§ Task
Reproduce the data exactly and drop any pictures it holds.

§ Material provided
○ ○ ○

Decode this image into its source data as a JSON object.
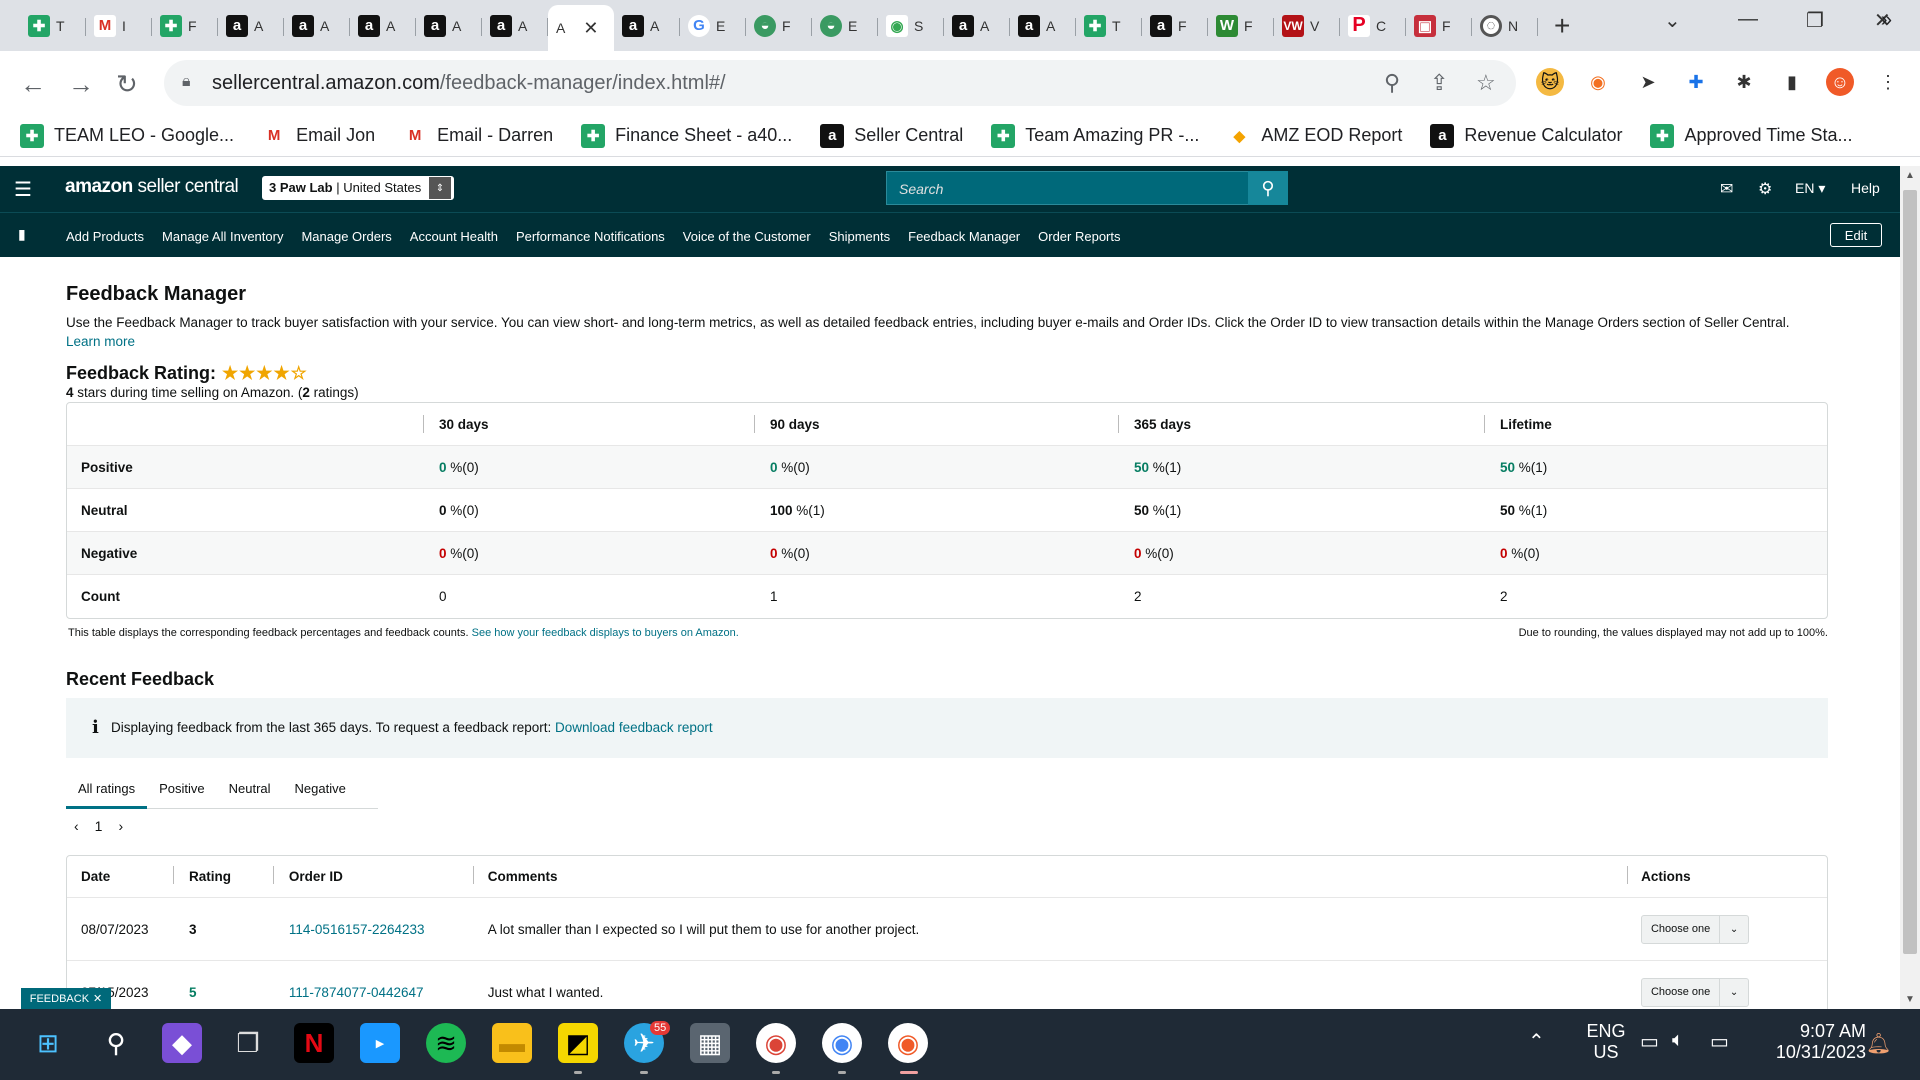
{
  "browser": {
    "tabs": [
      {
        "icon": "sheets",
        "text": "T"
      },
      {
        "icon": "gmail",
        "text": "I"
      },
      {
        "icon": "sheets",
        "text": "F"
      },
      {
        "icon": "amz",
        "text": "A"
      },
      {
        "icon": "amz",
        "text": "A"
      },
      {
        "icon": "amz",
        "text": "A"
      },
      {
        "icon": "amz",
        "text": "A"
      },
      {
        "icon": "amz",
        "text": "A"
      }
    ],
    "active_tab_text": "A",
    "tabs_right": [
      {
        "icon": "amz",
        "text": "A"
      },
      {
        "icon": "google",
        "text": "E"
      },
      {
        "icon": "green",
        "text": "F"
      },
      {
        "icon": "green",
        "text": "E"
      },
      {
        "icon": "maps",
        "text": "S"
      },
      {
        "icon": "amz",
        "text": "A"
      },
      {
        "icon": "amz",
        "text": "A"
      },
      {
        "icon": "sheets",
        "text": "T"
      },
      {
        "icon": "amz",
        "text": "F"
      },
      {
        "icon": "w",
        "text": "F"
      },
      {
        "icon": "vw",
        "text": "V"
      },
      {
        "icon": "p",
        "text": "C"
      },
      {
        "icon": "red2",
        "text": "F"
      },
      {
        "icon": "gh",
        "text": "N"
      }
    ],
    "url_domain": "sellercentral.amazon.com",
    "url_path": "/feedback-manager/index.html#/",
    "bookmarks": [
      {
        "icon": "sheets",
        "label": "TEAM LEO - Google..."
      },
      {
        "icon": "gmail",
        "label": "Email Jon"
      },
      {
        "icon": "gmail",
        "label": "Email - Darren"
      },
      {
        "icon": "sheets",
        "label": "Finance Sheet - a40..."
      },
      {
        "icon": "amz",
        "label": "Seller Central"
      },
      {
        "icon": "sheets",
        "label": "Team Amazing PR -..."
      },
      {
        "icon": "diamond",
        "label": "AMZ EOD Report"
      },
      {
        "icon": "amz",
        "label": "Revenue Calculator"
      },
      {
        "icon": "sheets",
        "label": "Approved Time Sta..."
      }
    ]
  },
  "header": {
    "logo_bold": "amazon",
    "logo_light": " seller central",
    "store_name": "3 Paw Lab",
    "store_region": "United States",
    "search_placeholder": "Search",
    "language": "EN",
    "help": "Help"
  },
  "nav": {
    "links": [
      "Add Products",
      "Manage All Inventory",
      "Manage Orders",
      "Account Health",
      "Performance Notifications",
      "Voice of the Customer",
      "Shipments",
      "Feedback Manager",
      "Order Reports"
    ],
    "edit": "Edit"
  },
  "page": {
    "title": "Feedback Manager",
    "intro": "Use the Feedback Manager to track buyer satisfaction with your service. You can view short- and long-term metrics, as well as detailed feedback entries, including buyer e-mails and Order IDs. Click the Order ID to view transaction details within the Manage Orders section of Seller Central.",
    "learn_more": "Learn more",
    "rating_label": "Feedback Rating:",
    "stars_filled": 4,
    "stars_total": 5,
    "rating_stars_num": "4",
    "rating_sub_mid": " stars during time selling on Amazon. (",
    "rating_count": "2",
    "rating_sub_end": " ratings)"
  },
  "metrics": {
    "columns": [
      "",
      "30 days",
      "90 days",
      "365 days",
      "Lifetime"
    ],
    "rows": [
      {
        "label": "Positive",
        "cells": [
          {
            "num": "0",
            "rest": " %(0)",
            "style": "pos"
          },
          {
            "num": "0",
            "rest": " %(0)",
            "style": "pos"
          },
          {
            "num": "50",
            "rest": " %(1)",
            "style": "pos"
          },
          {
            "num": "50",
            "rest": " %(1)",
            "style": "pos"
          }
        ]
      },
      {
        "label": "Neutral",
        "cells": [
          {
            "num": "0",
            "rest": " %(0)",
            "style": "bold"
          },
          {
            "num": "100",
            "rest": " %(1)",
            "style": "bold"
          },
          {
            "num": "50",
            "rest": " %(1)",
            "style": "bold"
          },
          {
            "num": "50",
            "rest": " %(1)",
            "style": "bold"
          }
        ]
      },
      {
        "label": "Negative",
        "cells": [
          {
            "num": "0",
            "rest": " %(0)",
            "style": "neg"
          },
          {
            "num": "0",
            "rest": " %(0)",
            "style": "neg"
          },
          {
            "num": "0",
            "rest": " %(0)",
            "style": "neg"
          },
          {
            "num": "0",
            "rest": " %(0)",
            "style": "neg"
          }
        ]
      },
      {
        "label": "Count",
        "cells": [
          {
            "num": "0",
            "rest": "",
            "style": ""
          },
          {
            "num": "1",
            "rest": "",
            "style": ""
          },
          {
            "num": "2",
            "rest": "",
            "style": ""
          },
          {
            "num": "2",
            "rest": "",
            "style": ""
          }
        ]
      }
    ],
    "note_left": "This table displays the corresponding feedback percentages and feedback counts.",
    "note_left_link": "See how your feedback displays to buyers on Amazon.",
    "note_right": "Due to rounding, the values displayed may not add up to 100%."
  },
  "recent": {
    "title": "Recent Feedback",
    "info_text": "Displaying feedback from the last 365 days. To request a feedback report:",
    "info_link": "Download feedback report",
    "tabs": [
      "All ratings",
      "Positive",
      "Neutral",
      "Negative"
    ],
    "page": "1",
    "columns": [
      "Date",
      "Rating",
      "Order ID",
      "Comments",
      "Actions"
    ],
    "rows": [
      {
        "date": "08/07/2023",
        "rating": "3",
        "rating_style": "",
        "order_id": "114-0516157-2264233",
        "comment": "A lot smaller than I expected so I will put them to use for another project.",
        "action": "Choose one"
      },
      {
        "date": "07/15/2023",
        "rating": "5",
        "rating_style": "pos",
        "order_id": "111-7874077-0442647",
        "comment": "Just what I wanted.",
        "action": "Choose one"
      }
    ]
  },
  "feedback_tag": "FEEDBACK",
  "taskbar": {
    "lang_top": "ENG",
    "lang_bottom": "US",
    "time": "9:07 AM",
    "date": "10/31/2023",
    "telegram_badge": "55"
  }
}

○ ○ ○

§ Response
Decode this image into its source data as a JSON object.
{
  "browser": {
    "tabs": [
      {
        "icon": "sheets",
        "text": "T"
      },
      {
        "icon": "gmail",
        "text": "I"
      },
      {
        "icon": "sheets",
        "text": "F"
      },
      {
        "icon": "amz",
        "text": "A"
      },
      {
        "icon": "amz",
        "text": "A"
      },
      {
        "icon": "amz",
        "text": "A"
      },
      {
        "icon": "amz",
        "text": "A"
      },
      {
        "icon": "amz",
        "text": "A"
      }
    ],
    "active_tab_text": "A",
    "tabs_right": [
      {
        "icon": "amz",
        "text": "A"
      },
      {
        "icon": "google",
        "text": "E"
      },
      {
        "icon": "green",
        "text": "F"
      },
      {
        "icon": "green",
        "text": "E"
      },
      {
        "icon": "maps",
        "text": "S"
      },
      {
        "icon": "amz",
        "text": "A"
      },
      {
        "icon": "amz",
        "text": "A"
      },
      {
        "icon": "sheets",
        "text": "T"
      },
      {
        "icon": "amz",
        "text": "F"
      },
      {
        "icon": "w",
        "text": "F"
      },
      {
        "icon": "vw",
        "text": "V"
      },
      {
        "icon": "p",
        "text": "C"
      },
      {
        "icon": "red2",
        "text": "F"
      },
      {
        "icon": "gh",
        "text": "N"
      }
    ],
    "url_domain": "sellercentral.amazon.com",
    "url_path": "/feedback-manager/index.html#/",
    "bookmarks": [
      {
        "icon": "sheets",
        "label": "TEAM LEO - Google..."
      },
      {
        "icon": "gmail",
        "label": "Email Jon"
      },
      {
        "icon": "gmail",
        "label": "Email - Darren"
      },
      {
        "icon": "sheets",
        "label": "Finance Sheet - a40..."
      },
      {
        "icon": "amz",
        "label": "Seller Central"
      },
      {
        "icon": "sheets",
        "label": "Team Amazing PR -..."
      },
      {
        "icon": "diamond",
        "label": "AMZ EOD Report"
      },
      {
        "icon": "amz",
        "label": "Revenue Calculator"
      },
      {
        "icon": "sheets",
        "label": "Approved Time Sta..."
      }
    ]
  },
  "header": {
    "logo_bold": "amazon",
    "logo_light": " seller central",
    "store_name": "3 Paw Lab",
    "store_region": "United States",
    "search_placeholder": "Search",
    "language": "EN",
    "help": "Help"
  },
  "nav": {
    "links": [
      "Add Products",
      "Manage All Inventory",
      "Manage Orders",
      "Account Health",
      "Performance Notifications",
      "Voice of the Customer",
      "Shipments",
      "Feedback Manager",
      "Order Reports"
    ],
    "edit": "Edit"
  },
  "page": {
    "title": "Feedback Manager",
    "intro": "Use the Feedback Manager to track buyer satisfaction with your service. You can view short- and long-term metrics, as well as detailed feedback entries, including buyer e-mails and Order IDs. Click the Order ID to view transaction details within the Manage Orders section of Seller Central.",
    "learn_more": "Learn more",
    "rating_label": "Feedback Rating:",
    "stars_filled": 4,
    "stars_total": 5,
    "rating_stars_num": "4",
    "rating_sub_mid": " stars during time selling on Amazon. (",
    "rating_count": "2",
    "rating_sub_end": " ratings)"
  },
  "metrics": {
    "columns": [
      "",
      "30 days",
      "90 days",
      "365 days",
      "Lifetime"
    ],
    "rows": [
      {
        "label": "Positive",
        "cells": [
          {
            "num": "0",
            "rest": " %(0)",
            "style": "pos"
          },
          {
            "num": "0",
            "rest": " %(0)",
            "style": "pos"
          },
          {
            "num": "50",
            "rest": " %(1)",
            "style": "pos"
          },
          {
            "num": "50",
            "rest": " %(1)",
            "style": "pos"
          }
        ]
      },
      {
        "label": "Neutral",
        "cells": [
          {
            "num": "0",
            "rest": " %(0)",
            "style": "bold"
          },
          {
            "num": "100",
            "rest": " %(1)",
            "style": "bold"
          },
          {
            "num": "50",
            "rest": " %(1)",
            "style": "bold"
          },
          {
            "num": "50",
            "rest": " %(1)",
            "style": "bold"
          }
        ]
      },
      {
        "label": "Negative",
        "cells": [
          {
            "num": "0",
            "rest": " %(0)",
            "style": "neg"
          },
          {
            "num": "0",
            "rest": " %(0)",
            "style": "neg"
          },
          {
            "num": "0",
            "rest": " %(0)",
            "style": "neg"
          },
          {
            "num": "0",
            "rest": " %(0)",
            "style": "neg"
          }
        ]
      },
      {
        "label": "Count",
        "cells": [
          {
            "num": "0",
            "rest": "",
            "style": ""
          },
          {
            "num": "1",
            "rest": "",
            "style": ""
          },
          {
            "num": "2",
            "rest": "",
            "style": ""
          },
          {
            "num": "2",
            "rest": "",
            "style": ""
          }
        ]
      }
    ],
    "note_left": "This table displays the corresponding feedback percentages and feedback counts.",
    "note_left_link": "See how your feedback displays to buyers on Amazon.",
    "note_right": "Due to rounding, the values displayed may not add up to 100%."
  },
  "recent": {
    "title": "Recent Feedback",
    "info_text": "Displaying feedback from the last 365 days. To request a feedback report:",
    "info_link": "Download feedback report",
    "tabs": [
      "All ratings",
      "Positive",
      "Neutral",
      "Negative"
    ],
    "page": "1",
    "columns": [
      "Date",
      "Rating",
      "Order ID",
      "Comments",
      "Actions"
    ],
    "rows": [
      {
        "date": "08/07/2023",
        "rating": "3",
        "rating_style": "",
        "order_id": "114-0516157-2264233",
        "comment": "A lot smaller than I expected so I will put them to use for another project.",
        "action": "Choose one"
      },
      {
        "date": "07/15/2023",
        "rating": "5",
        "rating_style": "pos",
        "order_id": "111-7874077-0442647",
        "comment": "Just what I wanted.",
        "action": "Choose one"
      }
    ]
  },
  "feedback_tag": "FEEDBACK",
  "taskbar": {
    "lang_top": "ENG",
    "lang_bottom": "US",
    "time": "9:07 AM",
    "date": "10/31/2023",
    "telegram_badge": "55"
  }
}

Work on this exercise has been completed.